[Record set]
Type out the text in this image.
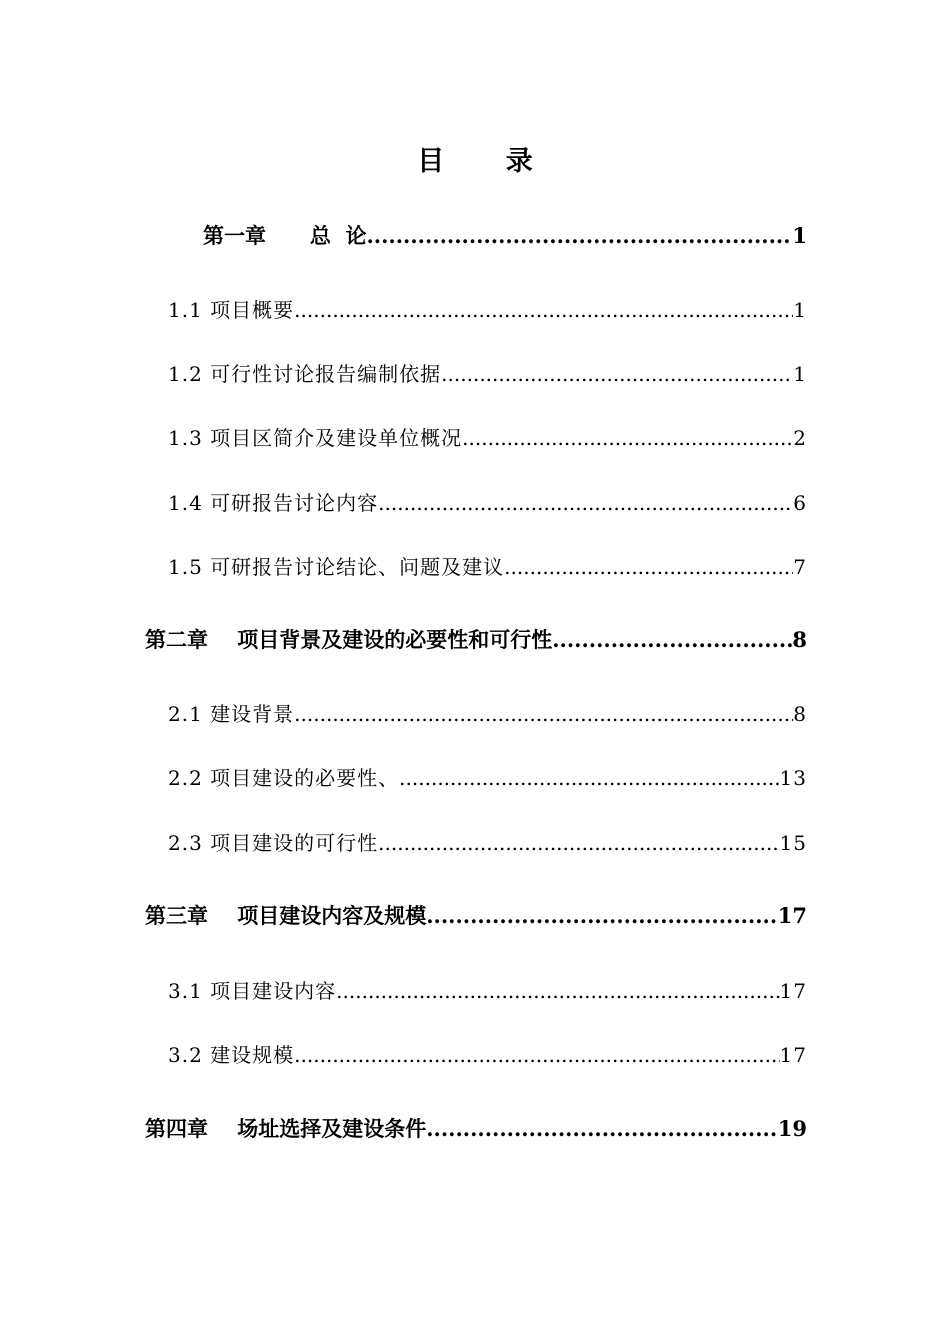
目 录
第一章      总  论 .....	1
1.1 项目概要 .....	1
1.2 可行性讨论报告编制依据 .....	1
1.3 项目区简介及建设单位概况 .....	2
1.4 可研报告讨论内容 .....	6
1.5 可研报告讨论结论、问题及建议 .....	7
第二章    项目背景及建设的必要性和可行性 .....	8
2.1 建设背景 .....	8
2.2 项目建设的必要性、 .....	13
2.3 项目建设的可行性 .....	15
第三章    项目建设内容及规模 .....	17
3.1 项目建设内容 .....	17
3.2 建设规模 .....	17
第四章    场址选择及建设条件 .....	19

[Given exercise]
Omit every image. Quote each record exactly.

[Answer for this exercise]
Type out the text in this image.
目 录
第一章      总  论 .....	1
1.1 项目概要 .....	1
1.2 可行性讨论报告编制依据 .....	1
1.3 项目区简介及建设单位概况 .....	2
1.4 可研报告讨论内容 .....	6
1.5 可研报告讨论结论、问题及建议 .....	7
第二章    项目背景及建设的必要性和可行性 .....	8
2.1 建设背景 .....	8
2.2 项目建设的必要性、 .....	13
2.3 项目建设的可行性 .....	15
第三章    项目建设内容及规模 .....	17
3.1 项目建设内容 .....	17
3.2 建设规模 .....	17
第四章    场址选择及建设条件 .....	19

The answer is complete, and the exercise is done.